STORED RECORDS ::
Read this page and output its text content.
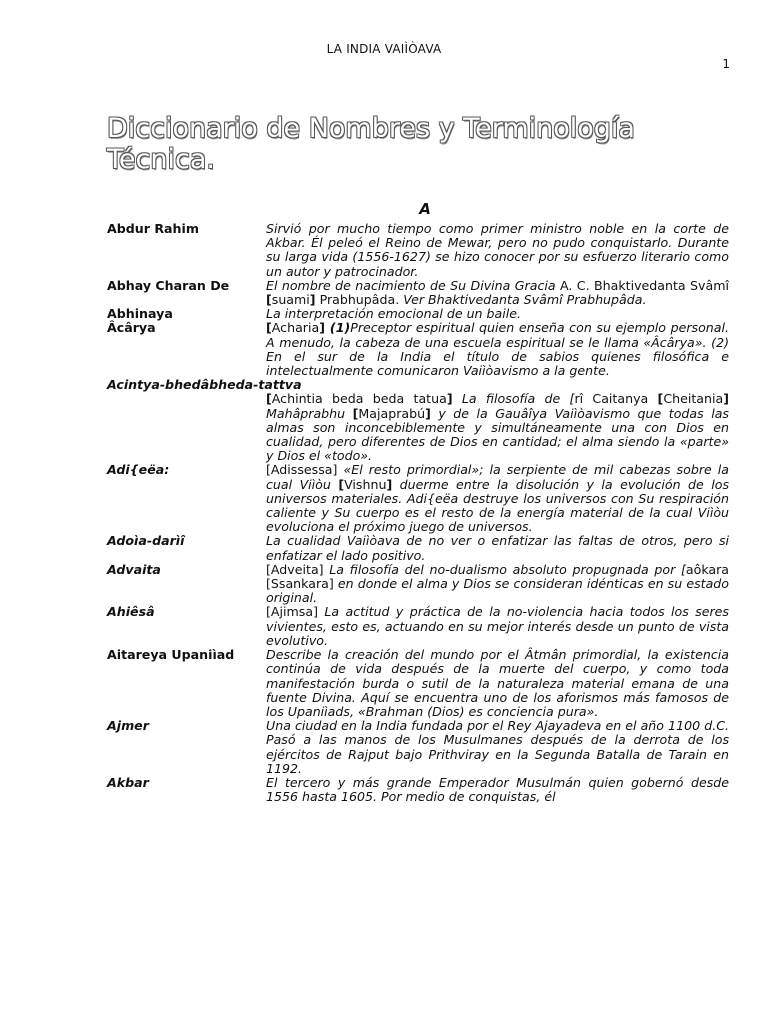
LA INDIA VAIÌÒAVA
1
Diccionario de Nombres y Terminología Técnica.
A
Abdur Rahim	Sirvió por mucho tiempo como primer ministro noble en la corte de Akbar. Él peleó el Reino de Mewar, pero no pudo conquistarlo. Durante su larga vida (1556-1627) se hizo conocer por su esfuerzo literario como un autor y patrocinador.
Abhay Charan De	El nombre de nacimiento de Su Divina Gracia A. C. Bhaktivedanta Svâmî [suami] Prabhupâda. Ver Bhaktivedanta Svâmî Prabhupâda.
Abhinaya	La interpretación emocional de un baile.
Âcârya	[Acharia] (1)Preceptor espiritual quien enseña con su ejemplo personal. A menudo, la cabeza de una escuela espiritual se le llama «Âcârya». (2) En el sur de la India el título de sabios quienes filosófica e intelectualmente comunicaron Vaiìòavismo a la gente.
Acintya-bhedâbheda-tattva
[Achintia beda beda tatua] La filosofía de [rî Caitanya [Cheitania] Mahâprabhu [Majaprabú] y de la Gauâîya Vaiìòavismo que todas las almas son inconcebiblemente y simultáneamente una con Dios en cualidad, pero diferentes de Dios en cantidad; el alma siendo la «parte» y Dios el «todo».
Adi{eëa:	[Adissessa] «El resto primordial»; la serpiente de mil cabezas sobre la cual Viìòu [Vishnu] duerme entre la disolución y la evolución de los universos materiales. Adi{eëa destruye los universos con Su respiración caliente y Su cuerpo es el resto de la energía material de la cual Viìòu evoluciona el próximo juego de universos.
Adoìa-darìî	La cualidad Vaiìòava de no ver o enfatizar las faltas de otros, pero si enfatizar el lado positivo.
Advaita	[Adveita] La filosofía del no-dualismo absoluto propugnada por [aôkara [Ssankara] en donde el alma y Dios se consideran idénticas en su estado original.
Ahiêsâ	[Ajimsa] La actitud y práctica de la no-violencia hacia todos los seres vivientes, esto es, actuando en su mejor interés desde un punto de vista evolutivo.
Aitareya Upaniìad	Describe la creación del mundo por el Âtmân primordial, la existencia continúa de vida después de la muerte del cuerpo, y como toda manifestación burda o sutil de la naturaleza material emana de una fuente Divina. Aquí se encuentra uno de los aforismos más famosos de los Upaniìads, «Brahman (Dios) es conciencia pura».
Ajmer	Una ciudad en la India fundada por el Rey Ajayadeva en el año 1100 d.C. Pasó a las manos de los Musulmanes después de la derrota de los ejércitos de Rajput bajo Prithviray en la Segunda Batalla de Tarain en 1192.
Akbar	El tercero y más grande Emperador Musulmán quien gobernó desde 1556 hasta 1605. Por medio de conquistas, él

PROMPT :: Read through the entries and copy each line in which "desde" appears.

TASK RESULT ::
Ahiêsâ	[Ajimsa] La actitud y práctica de la no-violencia hacia todos los seres vivientes, esto es, actuando en su mejor interés desde un punto de vista evolutivo.
Akbar	El tercero y más grande Emperador Musulmán quien gobernó desde 1556 hasta 1605. Por medio de conquistas, él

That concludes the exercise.